What is expected » From the listing below, extract each line containing the string "JSON".

Data supplied »

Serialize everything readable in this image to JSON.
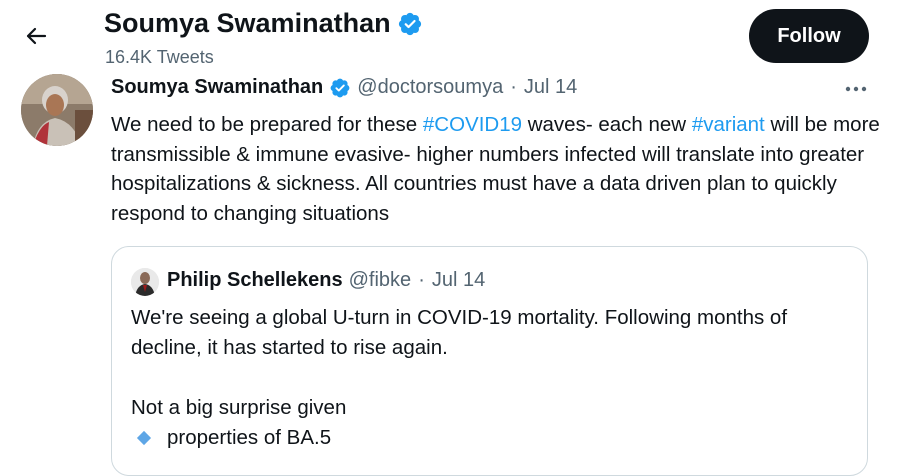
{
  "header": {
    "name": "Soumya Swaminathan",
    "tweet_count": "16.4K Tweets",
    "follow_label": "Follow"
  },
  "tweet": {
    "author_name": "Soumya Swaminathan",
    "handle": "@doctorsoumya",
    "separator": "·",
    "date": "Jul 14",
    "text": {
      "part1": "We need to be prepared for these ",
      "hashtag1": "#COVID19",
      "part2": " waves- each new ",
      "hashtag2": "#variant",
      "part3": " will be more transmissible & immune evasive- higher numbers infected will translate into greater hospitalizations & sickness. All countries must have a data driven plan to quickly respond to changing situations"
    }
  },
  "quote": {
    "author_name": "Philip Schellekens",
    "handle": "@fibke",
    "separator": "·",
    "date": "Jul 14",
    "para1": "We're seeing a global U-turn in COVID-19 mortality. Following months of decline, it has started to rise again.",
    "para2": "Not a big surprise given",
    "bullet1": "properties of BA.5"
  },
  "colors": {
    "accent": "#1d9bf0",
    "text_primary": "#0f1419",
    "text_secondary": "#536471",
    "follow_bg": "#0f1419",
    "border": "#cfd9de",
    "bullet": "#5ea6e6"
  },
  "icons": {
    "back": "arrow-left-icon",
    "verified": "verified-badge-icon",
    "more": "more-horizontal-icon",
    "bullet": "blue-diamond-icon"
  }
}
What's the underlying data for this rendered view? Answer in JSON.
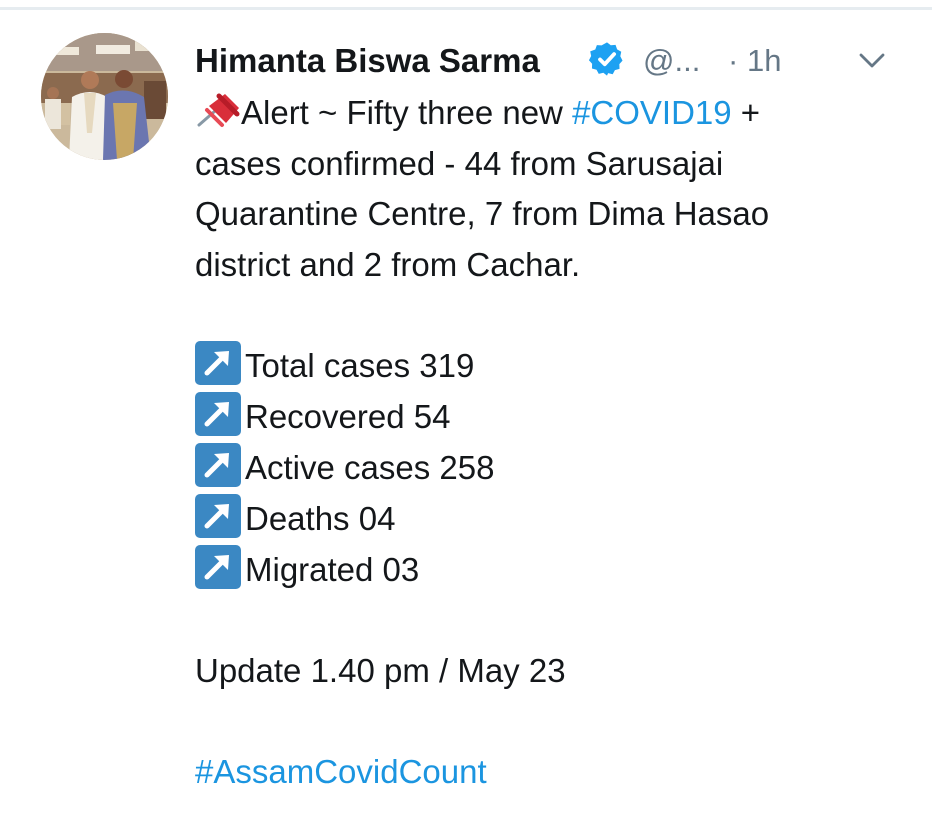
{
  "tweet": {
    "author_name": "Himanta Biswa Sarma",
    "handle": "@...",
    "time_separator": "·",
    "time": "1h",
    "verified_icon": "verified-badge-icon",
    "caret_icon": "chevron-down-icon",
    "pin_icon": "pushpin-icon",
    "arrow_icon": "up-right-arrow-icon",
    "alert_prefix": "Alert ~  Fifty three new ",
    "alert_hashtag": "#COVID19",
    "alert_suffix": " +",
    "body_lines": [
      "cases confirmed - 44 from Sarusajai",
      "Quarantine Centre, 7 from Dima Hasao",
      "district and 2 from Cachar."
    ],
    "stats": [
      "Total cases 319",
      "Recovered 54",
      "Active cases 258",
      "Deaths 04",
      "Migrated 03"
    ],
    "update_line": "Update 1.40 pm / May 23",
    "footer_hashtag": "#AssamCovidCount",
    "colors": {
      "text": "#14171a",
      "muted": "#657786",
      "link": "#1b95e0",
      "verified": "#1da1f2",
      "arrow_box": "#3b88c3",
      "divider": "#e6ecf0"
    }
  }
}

Reply to the task »
Serialize everything readable in this image to JSON.
What's the underlying data for this rendered view? Answer in JSON.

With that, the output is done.